Yes, it was as dopey as you'd expect. Next.
Introvert Power: Why Your Inner Life Is Your Hidden Strength, by Laurie A. Helgoe (Naperville, IL: Sourcebooks, 2008)
"This book describes the power of introversion and how to take advantage of it. Helgoe addresses common beliefs about introversion, such as connections to mental illness, and societal taboos against solitude; the importance of private space, thinking, and observation; and how to bring aspects of introversion to the extroverted world. Helgoe, an introvert herself, is a writer and psychologist."
Table of Contents:
Part I: Antisocial, Weird, or Displaced?
- Chapter 1: The Mistaken Identity
- Chapter 2: Alone Is Not a Four-Letter Word
- Chapter 3: Becoming an Alien
- Chapter 4: "Anyone Else IN?"
- Chapter 5: Meditating with the Majority: The Introverted Society
- Chapter 6: A Room of Your Own
- Chapter 7: The Time to Think
- Chapter 8: The Right to Retreat
- Chapter 9: The Freedom of a Flaneur
- Chapter 10: Inroads to Intimacy
- Chapter 11: The Conversation Conundrum
- Chapter 12: The Anti-Party Guide
- Chapter 13: Why Did I Want to Work with People?
- Chapter 14: The Downside to Self-Containment
- Chapter 15: Showing Up for Relationships
- Chapter 16: From Apology to Acceptance -- and Beyond
- Chapter 17: Celebrating Introversion
- Chapter 18: Expressing What's in There
- Chapter 19: Moshing on Your Own Terms
- Chapter 20: Introvert Power
A bit extreme, though maybe that's because I always test out just this side of the E/I continuum, and the book may be written for folks further in the "I" direction than I am. Appreciated Helgoe's pointing out that introverts are slightly over 50% of the population; I'd always heard a much smaller figure myself. I also enjoyed the recommendations about not apologizing for one's introversion -- just plain up and admitting that you don't care for big, loud cocktail parties if that's the case, rather than making up some excuse and claiming that you really wish you could go. I do think she spends a bit too much time disparaging the extroverts, and paints them with a brush just about as broad as she claims they've pigeonholed introverts in the past. Another book called The Introvert Advantage (I think) which I recall reading a few years back was better, IMO.
________
Aim of the exercise. Copy out the passage of the book review starting at "Introvert Power: Why" and ending at "Weird, or Displaced?", word for word. Rely solely on the book review above.

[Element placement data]
________
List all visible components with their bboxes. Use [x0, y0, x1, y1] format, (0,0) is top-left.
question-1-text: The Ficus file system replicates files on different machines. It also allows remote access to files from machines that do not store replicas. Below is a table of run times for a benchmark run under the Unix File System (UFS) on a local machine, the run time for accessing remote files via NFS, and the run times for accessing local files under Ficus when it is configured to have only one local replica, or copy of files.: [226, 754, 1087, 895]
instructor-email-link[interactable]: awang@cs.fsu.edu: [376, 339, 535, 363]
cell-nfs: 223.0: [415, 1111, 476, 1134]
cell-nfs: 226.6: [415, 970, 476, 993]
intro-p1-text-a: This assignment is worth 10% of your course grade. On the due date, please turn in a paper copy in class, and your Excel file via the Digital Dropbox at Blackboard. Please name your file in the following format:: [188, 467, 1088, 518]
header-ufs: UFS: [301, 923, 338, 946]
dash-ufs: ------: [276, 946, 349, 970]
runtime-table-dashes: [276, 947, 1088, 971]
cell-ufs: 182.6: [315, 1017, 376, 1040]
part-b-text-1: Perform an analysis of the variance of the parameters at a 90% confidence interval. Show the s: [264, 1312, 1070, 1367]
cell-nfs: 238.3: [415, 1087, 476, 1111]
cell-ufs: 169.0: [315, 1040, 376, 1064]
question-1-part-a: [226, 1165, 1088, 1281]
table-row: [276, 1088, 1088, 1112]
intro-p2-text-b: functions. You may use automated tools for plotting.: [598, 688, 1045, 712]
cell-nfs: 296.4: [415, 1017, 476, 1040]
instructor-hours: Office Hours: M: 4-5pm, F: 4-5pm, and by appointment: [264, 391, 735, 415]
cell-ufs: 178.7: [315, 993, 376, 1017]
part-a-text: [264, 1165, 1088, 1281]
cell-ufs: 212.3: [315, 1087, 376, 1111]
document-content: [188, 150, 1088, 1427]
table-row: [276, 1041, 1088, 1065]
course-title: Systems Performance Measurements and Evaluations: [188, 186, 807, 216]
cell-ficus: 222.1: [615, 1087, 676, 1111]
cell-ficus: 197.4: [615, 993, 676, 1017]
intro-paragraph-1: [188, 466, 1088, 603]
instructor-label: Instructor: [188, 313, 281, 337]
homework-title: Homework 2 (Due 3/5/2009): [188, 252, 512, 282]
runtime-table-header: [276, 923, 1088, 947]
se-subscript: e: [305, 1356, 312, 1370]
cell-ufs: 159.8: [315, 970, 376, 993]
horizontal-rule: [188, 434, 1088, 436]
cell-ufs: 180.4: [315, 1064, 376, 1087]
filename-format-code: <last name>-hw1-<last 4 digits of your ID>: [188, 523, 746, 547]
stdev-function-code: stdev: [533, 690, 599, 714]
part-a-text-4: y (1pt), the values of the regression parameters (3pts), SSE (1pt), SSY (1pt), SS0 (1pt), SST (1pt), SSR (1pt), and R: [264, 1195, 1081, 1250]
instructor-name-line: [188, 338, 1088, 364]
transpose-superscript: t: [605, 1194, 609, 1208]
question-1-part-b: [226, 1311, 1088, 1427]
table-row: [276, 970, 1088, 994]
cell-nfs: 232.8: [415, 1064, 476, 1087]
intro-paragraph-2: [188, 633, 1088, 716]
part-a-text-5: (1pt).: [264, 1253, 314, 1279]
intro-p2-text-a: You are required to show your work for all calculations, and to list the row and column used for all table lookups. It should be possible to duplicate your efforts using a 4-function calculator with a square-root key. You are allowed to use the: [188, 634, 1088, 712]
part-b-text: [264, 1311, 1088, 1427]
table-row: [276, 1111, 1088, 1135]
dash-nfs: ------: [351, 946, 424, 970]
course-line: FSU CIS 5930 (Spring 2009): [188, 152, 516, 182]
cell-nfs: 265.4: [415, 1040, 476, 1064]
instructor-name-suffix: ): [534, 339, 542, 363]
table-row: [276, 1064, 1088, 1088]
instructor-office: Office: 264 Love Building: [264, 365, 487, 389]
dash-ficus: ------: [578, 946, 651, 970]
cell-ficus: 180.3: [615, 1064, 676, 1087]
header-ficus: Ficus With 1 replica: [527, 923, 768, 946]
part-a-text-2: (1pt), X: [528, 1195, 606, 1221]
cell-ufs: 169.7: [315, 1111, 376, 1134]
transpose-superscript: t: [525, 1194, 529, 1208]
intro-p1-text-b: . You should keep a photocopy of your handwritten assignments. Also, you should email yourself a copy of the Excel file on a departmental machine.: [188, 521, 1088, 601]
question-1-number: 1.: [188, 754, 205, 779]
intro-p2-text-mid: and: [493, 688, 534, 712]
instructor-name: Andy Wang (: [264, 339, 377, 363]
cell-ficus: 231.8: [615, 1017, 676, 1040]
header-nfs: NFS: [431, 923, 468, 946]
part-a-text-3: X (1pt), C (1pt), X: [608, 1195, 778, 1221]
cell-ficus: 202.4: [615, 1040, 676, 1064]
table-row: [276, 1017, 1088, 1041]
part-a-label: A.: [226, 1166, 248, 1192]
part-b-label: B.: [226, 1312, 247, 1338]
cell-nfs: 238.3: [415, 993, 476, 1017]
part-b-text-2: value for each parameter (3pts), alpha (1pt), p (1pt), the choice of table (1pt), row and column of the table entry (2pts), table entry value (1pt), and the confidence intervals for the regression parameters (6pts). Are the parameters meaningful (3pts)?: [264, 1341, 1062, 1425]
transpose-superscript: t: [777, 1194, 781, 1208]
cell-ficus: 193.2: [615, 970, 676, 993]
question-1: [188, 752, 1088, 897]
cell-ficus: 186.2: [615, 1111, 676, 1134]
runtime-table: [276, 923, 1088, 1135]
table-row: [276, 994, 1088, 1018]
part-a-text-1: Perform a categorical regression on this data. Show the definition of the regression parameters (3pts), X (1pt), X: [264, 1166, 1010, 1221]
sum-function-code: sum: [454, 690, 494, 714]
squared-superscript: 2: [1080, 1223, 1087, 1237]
________
Response to this task.
Introvert Power: Why Your Inner Life Is Your Hidden Strength, by Laurie A. Helgoe (Naperville, IL: Sourcebooks, 2008)
"This book describes the power of introversion and how to take advantage of it. Helgoe addresses common beliefs about introversion, such as connections to mental illness, and societal taboos against solitude; the importance of private space, thinking, and observation; and how to bring aspects of introversion to the extroverted world. Helgoe, an introvert herself, is a writer and psychologist."
Table of Contents:
Part I: Antisocial, Weird, or Displaced?